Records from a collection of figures

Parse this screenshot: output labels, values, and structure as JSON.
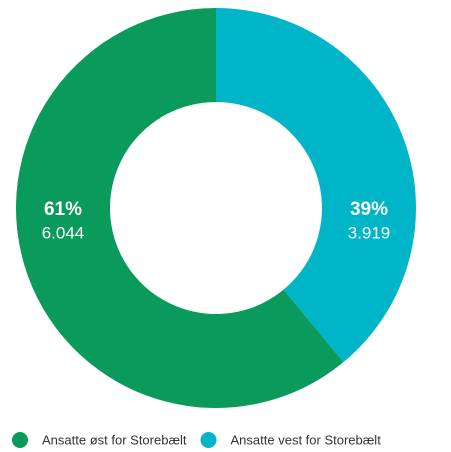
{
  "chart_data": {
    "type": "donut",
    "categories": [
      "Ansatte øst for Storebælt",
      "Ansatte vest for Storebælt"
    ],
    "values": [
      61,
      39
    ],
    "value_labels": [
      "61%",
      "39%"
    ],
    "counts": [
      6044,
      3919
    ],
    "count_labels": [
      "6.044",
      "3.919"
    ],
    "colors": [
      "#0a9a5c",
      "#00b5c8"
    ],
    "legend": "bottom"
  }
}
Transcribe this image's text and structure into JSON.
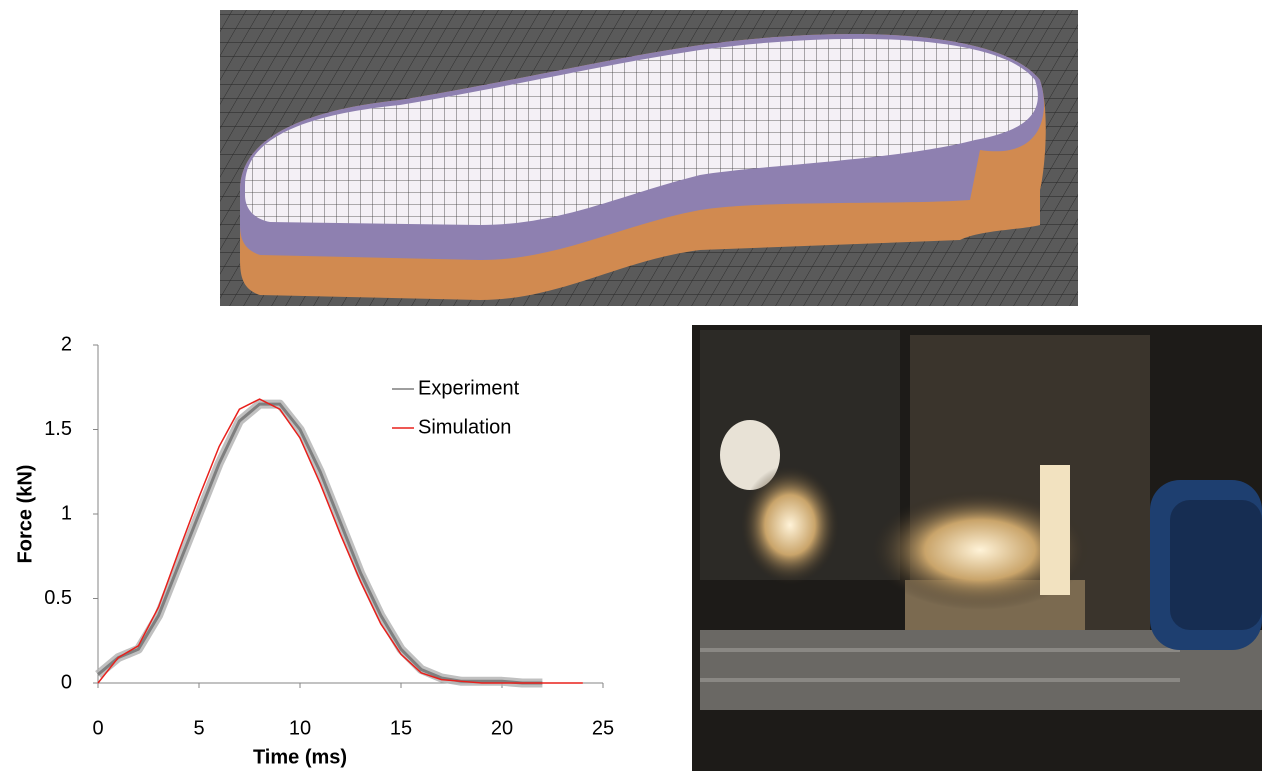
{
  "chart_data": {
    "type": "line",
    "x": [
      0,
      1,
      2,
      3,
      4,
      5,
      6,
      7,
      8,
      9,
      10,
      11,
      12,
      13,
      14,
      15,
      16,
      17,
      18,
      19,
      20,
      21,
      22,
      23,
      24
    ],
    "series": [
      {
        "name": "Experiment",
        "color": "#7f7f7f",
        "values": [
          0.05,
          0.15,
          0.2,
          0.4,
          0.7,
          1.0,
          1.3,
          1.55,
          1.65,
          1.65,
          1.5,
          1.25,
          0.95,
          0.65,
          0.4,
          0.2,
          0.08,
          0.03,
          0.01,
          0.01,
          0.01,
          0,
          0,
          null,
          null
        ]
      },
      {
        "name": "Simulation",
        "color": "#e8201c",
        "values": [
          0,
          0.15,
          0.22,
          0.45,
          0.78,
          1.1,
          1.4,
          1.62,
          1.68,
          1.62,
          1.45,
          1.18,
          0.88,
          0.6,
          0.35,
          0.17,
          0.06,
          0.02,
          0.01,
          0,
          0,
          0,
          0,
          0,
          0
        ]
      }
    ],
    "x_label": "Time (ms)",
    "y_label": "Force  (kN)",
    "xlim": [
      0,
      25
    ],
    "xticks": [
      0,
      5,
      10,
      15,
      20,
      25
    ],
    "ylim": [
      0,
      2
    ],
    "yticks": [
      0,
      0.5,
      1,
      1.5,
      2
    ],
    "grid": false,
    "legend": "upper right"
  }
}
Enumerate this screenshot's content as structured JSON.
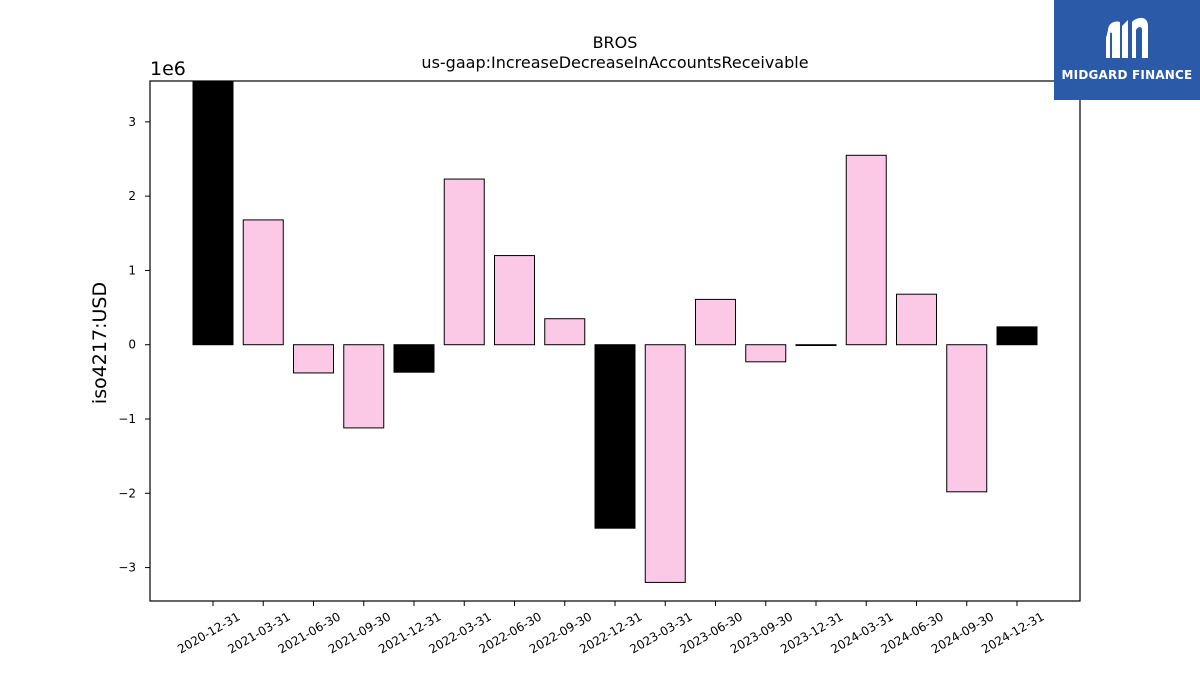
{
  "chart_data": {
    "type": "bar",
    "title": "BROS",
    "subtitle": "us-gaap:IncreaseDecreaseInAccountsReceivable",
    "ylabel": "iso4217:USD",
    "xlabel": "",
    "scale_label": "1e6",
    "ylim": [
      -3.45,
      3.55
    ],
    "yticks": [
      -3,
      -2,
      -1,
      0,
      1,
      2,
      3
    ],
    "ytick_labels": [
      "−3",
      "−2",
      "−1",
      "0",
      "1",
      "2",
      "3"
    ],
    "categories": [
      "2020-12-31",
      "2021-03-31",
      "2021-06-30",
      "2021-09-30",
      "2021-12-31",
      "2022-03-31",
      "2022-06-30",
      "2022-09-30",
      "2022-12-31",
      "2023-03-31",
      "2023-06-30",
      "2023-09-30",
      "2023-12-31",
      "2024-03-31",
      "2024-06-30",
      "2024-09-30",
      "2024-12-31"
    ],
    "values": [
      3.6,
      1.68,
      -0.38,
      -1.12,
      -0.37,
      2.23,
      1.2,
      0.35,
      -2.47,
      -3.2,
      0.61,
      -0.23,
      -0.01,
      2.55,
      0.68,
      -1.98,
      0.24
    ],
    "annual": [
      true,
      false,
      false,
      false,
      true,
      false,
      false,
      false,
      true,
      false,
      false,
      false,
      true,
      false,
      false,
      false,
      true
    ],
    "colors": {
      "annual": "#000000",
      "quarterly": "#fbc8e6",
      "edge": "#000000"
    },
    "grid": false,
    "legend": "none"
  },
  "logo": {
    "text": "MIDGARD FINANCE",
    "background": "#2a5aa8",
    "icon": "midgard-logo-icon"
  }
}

→ **Problem description**:
Copy every entry word for word, but omit the pictures.

→ **Solution for this exercise**:
Parse this screenshot: output labels, values, and structure as JSON.
{
  "chart_data": {
    "type": "donut",
    "categories": [
      "Ansatte øst for Storebælt",
      "Ansatte vest for Storebælt"
    ],
    "values": [
      61,
      39
    ],
    "value_labels": [
      "61%",
      "39%"
    ],
    "counts": [
      6044,
      3919
    ],
    "count_labels": [
      "6.044",
      "3.919"
    ],
    "colors": [
      "#0a9a5c",
      "#00b5c8"
    ],
    "legend": "bottom"
  }
}
Transcribe this image's text and structure into JSON.
{
  "chart_data": {
    "type": "line",
    "x": [
      0,
      1,
      2,
      3,
      4,
      5,
      6,
      7,
      8,
      9,
      10,
      11,
      12,
      13,
      14,
      15,
      16,
      17,
      18,
      19,
      20,
      21,
      22,
      23,
      24
    ],
    "series": [
      {
        "name": "Experiment",
        "color": "#7f7f7f",
        "values": [
          0.05,
          0.15,
          0.2,
          0.4,
          0.7,
          1.0,
          1.3,
          1.55,
          1.65,
          1.65,
          1.5,
          1.25,
          0.95,
          0.65,
          0.4,
          0.2,
          0.08,
          0.03,
          0.01,
          0.01,
          0.01,
          0,
          0,
          null,
          null
        ]
      },
      {
        "name": "Simulation",
        "color": "#e8201c",
        "values": [
          0,
          0.15,
          0.22,
          0.45,
          0.78,
          1.1,
          1.4,
          1.62,
          1.68,
          1.62,
          1.45,
          1.18,
          0.88,
          0.6,
          0.35,
          0.17,
          0.06,
          0.02,
          0.01,
          0,
          0,
          0,
          0,
          0,
          0
        ]
      }
    ],
    "x_label": "Time (ms)",
    "y_label": "Force  (kN)",
    "xlim": [
      0,
      25
    ],
    "xticks": [
      0,
      5,
      10,
      15,
      20,
      25
    ],
    "ylim": [
      0,
      2
    ],
    "yticks": [
      0,
      0.5,
      1,
      1.5,
      2
    ],
    "grid": false,
    "legend": "upper right"
  }
}
Enumerate this screenshot's content as structured JSON.
{
  "chart_data": {
    "type": "bar",
    "title": "BROS",
    "subtitle": "us-gaap:IncreaseDecreaseInAccountsReceivable",
    "ylabel": "iso4217:USD",
    "xlabel": "",
    "scale_label": "1e6",
    "ylim": [
      -3.45,
      3.55
    ],
    "yticks": [
      -3,
      -2,
      -1,
      0,
      1,
      2,
      3
    ],
    "ytick_labels": [
      "−3",
      "−2",
      "−1",
      "0",
      "1",
      "2",
      "3"
    ],
    "categories": [
      "2020-12-31",
      "2021-03-31",
      "2021-06-30",
      "2021-09-30",
      "2021-12-31",
      "2022-03-31",
      "2022-06-30",
      "2022-09-30",
      "2022-12-31",
      "2023-03-31",
      "2023-06-30",
      "2023-09-30",
      "2023-12-31",
      "2024-03-31",
      "2024-06-30",
      "2024-09-30",
      "2024-12-31"
    ],
    "values": [
      3.6,
      1.68,
      -0.38,
      -1.12,
      -0.37,
      2.23,
      1.2,
      0.35,
      -2.47,
      -3.2,
      0.61,
      -0.23,
      -0.01,
      2.55,
      0.68,
      -1.98,
      0.24
    ],
    "annual": [
      true,
      false,
      false,
      false,
      true,
      false,
      false,
      false,
      true,
      false,
      false,
      false,
      true,
      false,
      false,
      false,
      true
    ],
    "colors": {
      "annual": "#000000",
      "quarterly": "#fbc8e6",
      "edge": "#000000"
    },
    "grid": false,
    "legend": "none"
  },
  "logo": {
    "text": "MIDGARD FINANCE",
    "background": "#2a5aa8",
    "icon": "midgard-logo-icon"
  }
}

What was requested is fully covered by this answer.